What to work on |
Go through the entries and transcribe each one exactly, dropping the pictures.

◇ ◇ ◇

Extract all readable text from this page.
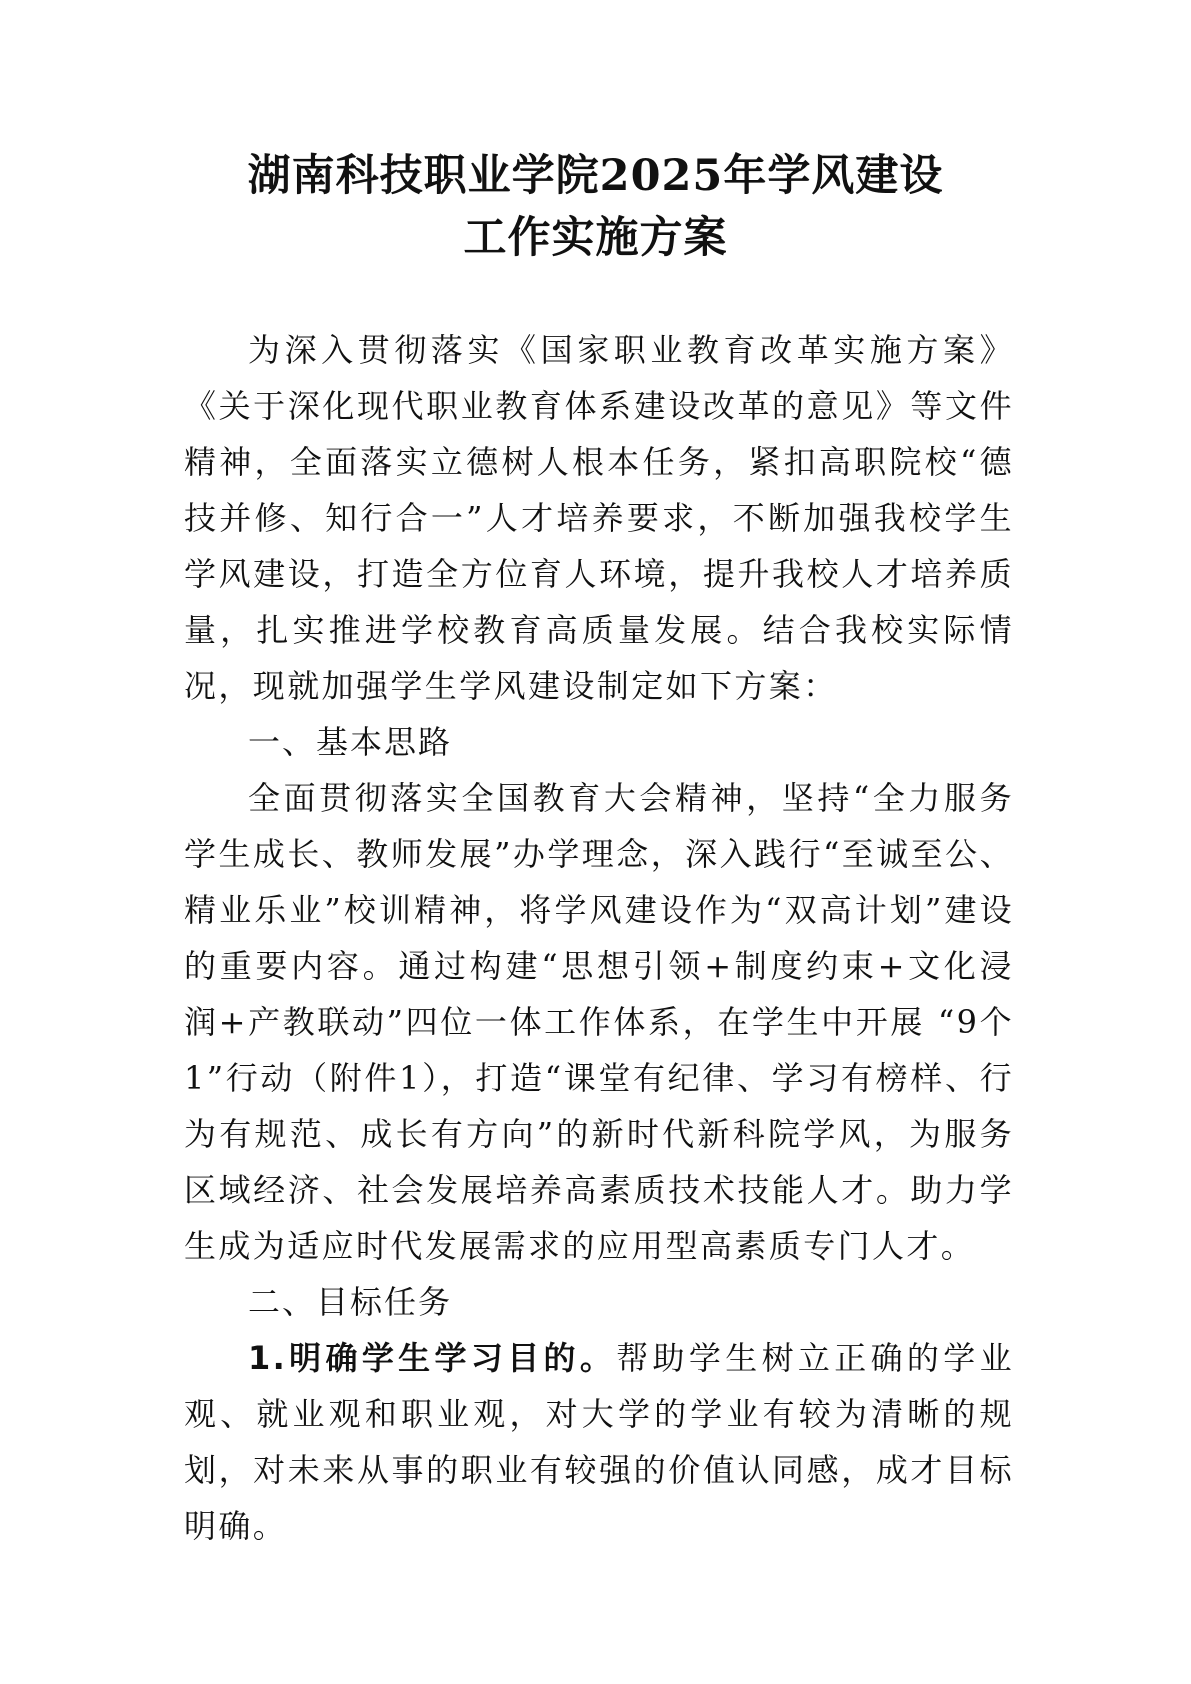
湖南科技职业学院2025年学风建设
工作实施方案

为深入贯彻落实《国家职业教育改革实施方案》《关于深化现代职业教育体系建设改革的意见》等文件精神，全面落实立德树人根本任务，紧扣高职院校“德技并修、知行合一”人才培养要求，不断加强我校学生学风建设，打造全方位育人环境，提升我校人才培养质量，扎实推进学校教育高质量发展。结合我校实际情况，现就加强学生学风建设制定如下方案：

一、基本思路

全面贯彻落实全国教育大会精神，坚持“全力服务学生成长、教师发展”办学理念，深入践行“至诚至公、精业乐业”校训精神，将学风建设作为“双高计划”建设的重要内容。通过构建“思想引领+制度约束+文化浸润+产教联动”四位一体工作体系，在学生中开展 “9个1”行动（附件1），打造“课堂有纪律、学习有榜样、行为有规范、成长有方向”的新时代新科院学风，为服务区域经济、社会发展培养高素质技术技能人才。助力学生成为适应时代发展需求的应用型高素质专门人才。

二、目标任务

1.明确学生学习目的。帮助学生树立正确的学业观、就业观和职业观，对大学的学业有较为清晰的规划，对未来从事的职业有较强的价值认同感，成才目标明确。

◇ ◇ ◇

Answer to the problem |
Extract all readable text from this page.
湖南科技职业学院2025年学风建设
工作实施方案

为深入贯彻落实《国家职业教育改革实施方案》《关于深化现代职业教育体系建设改革的意见》等文件精神，全面落实立德树人根本任务，紧扣高职院校“德技并修、知行合一”人才培养要求，不断加强我校学生学风建设，打造全方位育人环境，提升我校人才培养质量，扎实推进学校教育高质量发展。结合我校实际情况，现就加强学生学风建设制定如下方案：

一、基本思路

全面贯彻落实全国教育大会精神，坚持“全力服务学生成长、教师发展”办学理念，深入践行“至诚至公、精业乐业”校训精神，将学风建设作为“双高计划”建设的重要内容。通过构建“思想引领+制度约束+文化浸润+产教联动”四位一体工作体系，在学生中开展 “9个1”行动（附件1），打造“课堂有纪律、学习有榜样、行为有规范、成长有方向”的新时代新科院学风，为服务区域经济、社会发展培养高素质技术技能人才。助力学生成为适应时代发展需求的应用型高素质专门人才。

二、目标任务

1.明确学生学习目的。帮助学生树立正确的学业观、就业观和职业观，对大学的学业有较为清晰的规划，对未来从事的职业有较强的价值认同感，成才目标明确。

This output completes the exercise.